**Task instructions:** Leave out the pictures and repeat everything else in the records exactly.

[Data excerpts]
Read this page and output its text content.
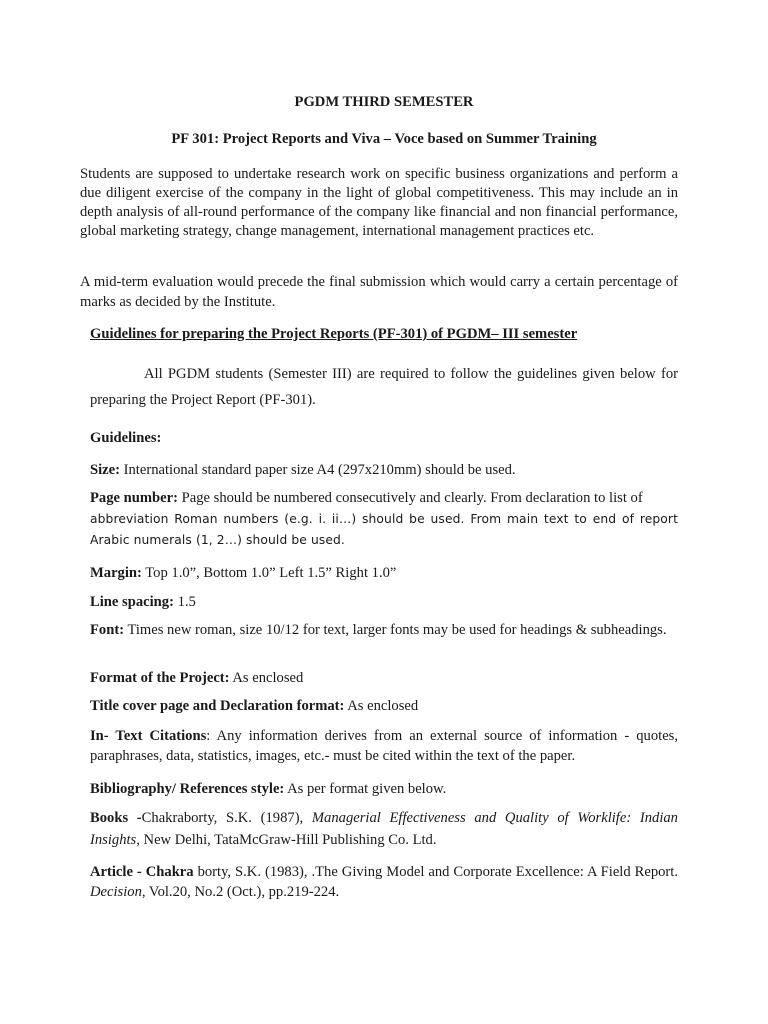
PGDM THIRD SEMESTER

PF 301: Project Reports and Viva – Voce based on Summer Training

Students are supposed to undertake research work on specific business organizations and perform a due diligent exercise of the company in the light of global competitiveness. This may include an in depth analysis of all-round performance of the company like financial and non financial performance, global marketing strategy, change management, international management practices etc.

A mid-term evaluation would precede the final submission which would carry a certain percentage of marks as decided by the Institute.

Guidelines for preparing the Project Reports (PF-301) of PGDM– III semester

All PGDM students (Semester III) are required to follow the guidelines given below for preparing the Project Report (PF-301).

Guidelines:

Size: International standard paper size A4 (297x210mm) should be used.

Page number: Page should be numbered consecutively and clearly. From declaration to list of
abbreviation Roman numbers (e.g. i. ii…) should be used. From main text to end of report Arabic numerals (1, 2…) should be used.

Margin: Top 1.0”, Bottom 1.0” Left 1.5” Right 1.0”

Line spacing: 1.5

Font: Times new roman, size 10/12 for text, larger fonts may be used for headings & subheadings.

Format of the Project: As enclosed

Title cover page and Declaration format: As enclosed

In- Text Citations: Any information derives from an external source of information - quotes, paraphrases, data, statistics, images, etc.- must be cited within the text of the paper.

Bibliography/ References style: As per format given below.

Books -Chakraborty, S.K. (1987), Managerial Effectiveness and Quality of Worklife: Indian Insights, New Delhi, TataMcGraw-Hill Publishing Co. Ltd.

Article - Chakra borty, S.K. (1983), .The Giving Model and Corporate Excellence: A Field Report. Decision, Vol.20, No.2 (Oct.), pp.219-224.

**Task response:**
Read this page and output its text content.
PGDM THIRD SEMESTER

PF 301: Project Reports and Viva – Voce based on Summer Training

Students are supposed to undertake research work on specific business organizations and perform a due diligent exercise of the company in the light of global competitiveness. This may include an in depth analysis of all-round performance of the company like financial and non financial performance, global marketing strategy, change management, international management practices etc.

A mid-term evaluation would precede the final submission which would carry a certain percentage of marks as decided by the Institute.

Guidelines for preparing the Project Reports (PF-301) of PGDM– III semester

All PGDM students (Semester III) are required to follow the guidelines given below for preparing the Project Report (PF-301).

Guidelines:

Size: International standard paper size A4 (297x210mm) should be used.

Page number: Page should be numbered consecutively and clearly. From declaration to list of
abbreviation Roman numbers (e.g. i. ii…) should be used. From main text to end of report Arabic numerals (1, 2…) should be used.

Margin: Top 1.0”, Bottom 1.0” Left 1.5” Right 1.0”

Line spacing: 1.5

Font: Times new roman, size 10/12 for text, larger fonts may be used for headings & subheadings.

Format of the Project: As enclosed

Title cover page and Declaration format: As enclosed

In- Text Citations: Any information derives from an external source of information - quotes, paraphrases, data, statistics, images, etc.- must be cited within the text of the paper.

Bibliography/ References style: As per format given below.

Books -Chakraborty, S.K. (1987), Managerial Effectiveness and Quality of Worklife: Indian Insights, New Delhi, TataMcGraw-Hill Publishing Co. Ltd.

Article - Chakra borty, S.K. (1983), .The Giving Model and Corporate Excellence: A Field Report. Decision, Vol.20, No.2 (Oct.), pp.219-224.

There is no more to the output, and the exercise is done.